INPUT RECORDS -
++++++++++

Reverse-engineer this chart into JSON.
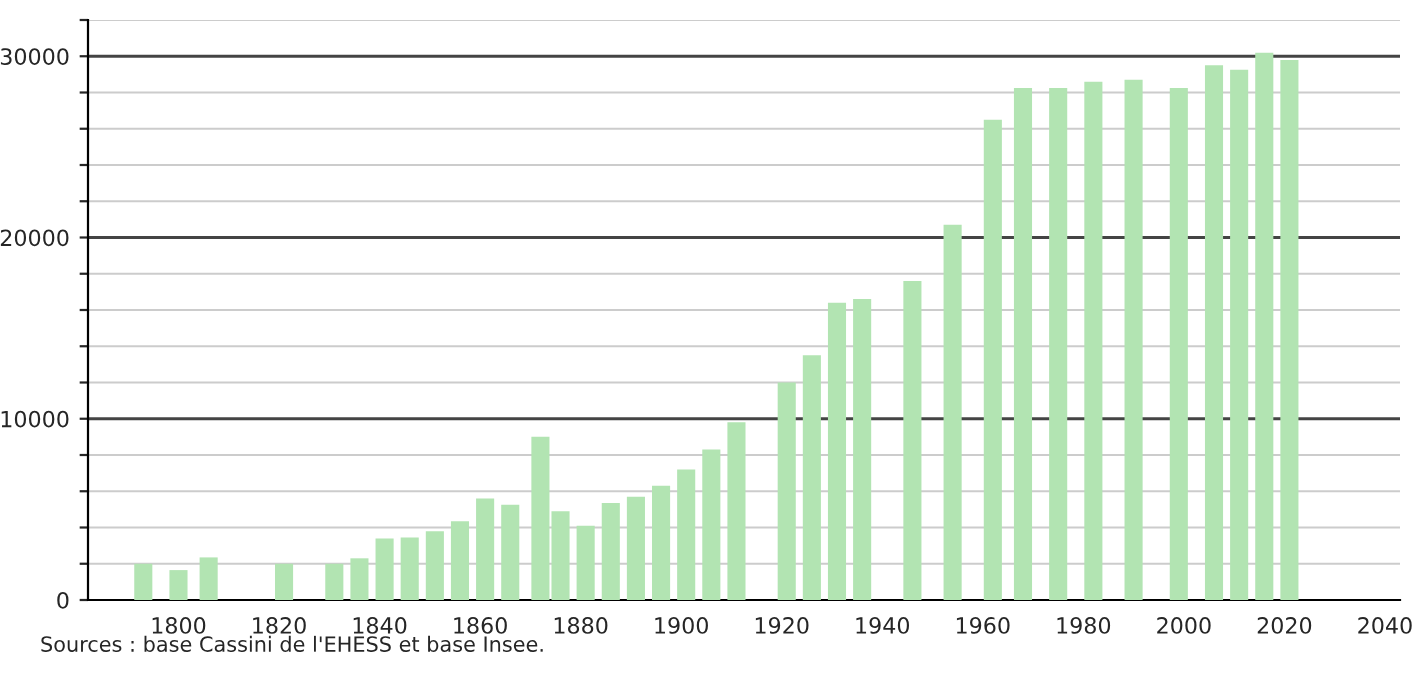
{
  "chart_data": {
    "type": "bar",
    "x": [
      1793,
      1800,
      1806,
      1821,
      1831,
      1836,
      1841,
      1846,
      1851,
      1856,
      1861,
      1866,
      1872,
      1876,
      1881,
      1886,
      1891,
      1896,
      1901,
      1906,
      1911,
      1921,
      1926,
      1931,
      1936,
      1946,
      1954,
      1962,
      1968,
      1975,
      1982,
      1990,
      1999,
      2006,
      2011,
      2016,
      2021
    ],
    "values": [
      2000,
      1650,
      2350,
      2000,
      2000,
      2300,
      3400,
      3450,
      3800,
      4350,
      5600,
      5250,
      9000,
      4900,
      4100,
      5350,
      5700,
      6300,
      7200,
      8300,
      9800,
      12000,
      13500,
      16400,
      16600,
      17600,
      20700,
      26500,
      28250,
      28250,
      28600,
      28700,
      28250,
      29500,
      29250,
      30200,
      29800
    ],
    "color": "#b2e4b2",
    "xlim": [
      1782,
      2043
    ],
    "xticks": [
      1800,
      1820,
      1840,
      1860,
      1880,
      1900,
      1920,
      1940,
      1960,
      1980,
      2000,
      2020,
      2040
    ],
    "ylim": [
      0,
      32000
    ],
    "yticks": [
      0,
      {
        "value": 2000,
        "label": null
      },
      {
        "value": 4000,
        "label": null
      },
      {
        "value": 6000,
        "label": null
      },
      {
        "value": 8000,
        "label": null
      },
      10000,
      {
        "value": 12000,
        "label": null
      },
      {
        "value": 14000,
        "label": null
      },
      {
        "value": 16000,
        "label": null
      },
      {
        "value": 18000,
        "label": null
      },
      20000,
      {
        "value": 22000,
        "label": null
      },
      {
        "value": 24000,
        "label": null
      },
      {
        "value": 26000,
        "label": null
      },
      {
        "value": 28000,
        "label": null
      },
      30000,
      {
        "value": 32000,
        "label": null
      }
    ],
    "grid": "y",
    "annotations": [
      "Sources : base Cassini de l'EHESS et base Insee."
    ]
  }
}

++++++++++

PROBLEM TO WORK ON - Reproduce the records verbatim, omitting all images they contain.

RESULT OF THIS EXERCISE -
Reverse-engineer this chart into JSON.
{
  "chart_data": {
    "type": "bar",
    "x": [
      1793,
      1800,
      1806,
      1821,
      1831,
      1836,
      1841,
      1846,
      1851,
      1856,
      1861,
      1866,
      1872,
      1876,
      1881,
      1886,
      1891,
      1896,
      1901,
      1906,
      1911,
      1921,
      1926,
      1931,
      1936,
      1946,
      1954,
      1962,
      1968,
      1975,
      1982,
      1990,
      1999,
      2006,
      2011,
      2016,
      2021
    ],
    "values": [
      2000,
      1650,
      2350,
      2000,
      2000,
      2300,
      3400,
      3450,
      3800,
      4350,
      5600,
      5250,
      9000,
      4900,
      4100,
      5350,
      5700,
      6300,
      7200,
      8300,
      9800,
      12000,
      13500,
      16400,
      16600,
      17600,
      20700,
      26500,
      28250,
      28250,
      28600,
      28700,
      28250,
      29500,
      29250,
      30200,
      29800
    ],
    "color": "#b2e4b2",
    "xlim": [
      1782,
      2043
    ],
    "xticks": [
      1800,
      1820,
      1840,
      1860,
      1880,
      1900,
      1920,
      1940,
      1960,
      1980,
      2000,
      2020,
      2040
    ],
    "ylim": [
      0,
      32000
    ],
    "yticks": [
      0,
      {
        "value": 2000,
        "label": null
      },
      {
        "value": 4000,
        "label": null
      },
      {
        "value": 6000,
        "label": null
      },
      {
        "value": 8000,
        "label": null
      },
      10000,
      {
        "value": 12000,
        "label": null
      },
      {
        "value": 14000,
        "label": null
      },
      {
        "value": 16000,
        "label": null
      },
      {
        "value": 18000,
        "label": null
      },
      20000,
      {
        "value": 22000,
        "label": null
      },
      {
        "value": 24000,
        "label": null
      },
      {
        "value": 26000,
        "label": null
      },
      {
        "value": 28000,
        "label": null
      },
      30000,
      {
        "value": 32000,
        "label": null
      }
    ],
    "grid": "y",
    "annotations": [
      "Sources : base Cassini de l'EHESS et base Insee."
    ]
  }
}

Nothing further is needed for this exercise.